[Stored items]
▬▬▬▬▬▬
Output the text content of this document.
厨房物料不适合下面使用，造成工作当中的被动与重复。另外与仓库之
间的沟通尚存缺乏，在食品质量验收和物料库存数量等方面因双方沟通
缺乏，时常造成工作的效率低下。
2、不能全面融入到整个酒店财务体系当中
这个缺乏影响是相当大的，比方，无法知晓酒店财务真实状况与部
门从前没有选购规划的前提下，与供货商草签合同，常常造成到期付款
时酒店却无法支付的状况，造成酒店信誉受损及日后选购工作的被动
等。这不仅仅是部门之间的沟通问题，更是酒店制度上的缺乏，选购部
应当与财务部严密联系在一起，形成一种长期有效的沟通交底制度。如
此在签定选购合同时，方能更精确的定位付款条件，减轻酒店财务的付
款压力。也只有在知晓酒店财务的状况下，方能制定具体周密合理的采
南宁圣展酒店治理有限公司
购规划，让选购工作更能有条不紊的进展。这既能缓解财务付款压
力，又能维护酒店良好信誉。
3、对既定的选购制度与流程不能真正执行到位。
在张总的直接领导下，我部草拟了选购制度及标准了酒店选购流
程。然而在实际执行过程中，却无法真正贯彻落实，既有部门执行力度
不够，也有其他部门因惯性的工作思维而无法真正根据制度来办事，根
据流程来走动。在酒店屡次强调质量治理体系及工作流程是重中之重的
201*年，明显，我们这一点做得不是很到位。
▬▬▬▬▬▬
- **WHAT IS REQUIRED**
Extract every record and return it verbatim.

- **SOLUTION TO THIS EXERCISE**
Output the text content of this document.
厨房物料不适合下面使用，造成工作当中的被动与重复。另外与仓库之
间的沟通尚存缺乏，在食品质量验收和物料库存数量等方面因双方沟通
缺乏，时常造成工作的效率低下。
2、不能全面融入到整个酒店财务体系当中
这个缺乏影响是相当大的，比方，无法知晓酒店财务真实状况与部
门从前没有选购规划的前提下，与供货商草签合同，常常造成到期付款
时酒店却无法支付的状况，造成酒店信誉受损及日后选购工作的被动
等。这不仅仅是部门之间的沟通问题，更是酒店制度上的缺乏，选购部
应当与财务部严密联系在一起，形成一种长期有效的沟通交底制度。如
此在签定选购合同时，方能更精确的定位付款条件，减轻酒店财务的付
款压力。也只有在知晓酒店财务的状况下，方能制定具体周密合理的采
南宁圣展酒店治理有限公司
购规划，让选购工作更能有条不紊的进展。这既能缓解财务付款压
力，又能维护酒店良好信誉。
3、对既定的选购制度与流程不能真正执行到位。
在张总的直接领导下，我部草拟了选购制度及标准了酒店选购流
程。然而在实际执行过程中，却无法真正贯彻落实，既有部门执行力度
不够，也有其他部门因惯性的工作思维而无法真正根据制度来办事，根
据流程来走动。在酒店屡次强调质量治理体系及工作流程是重中之重的
201*年，明显，我们这一点做得不是很到位。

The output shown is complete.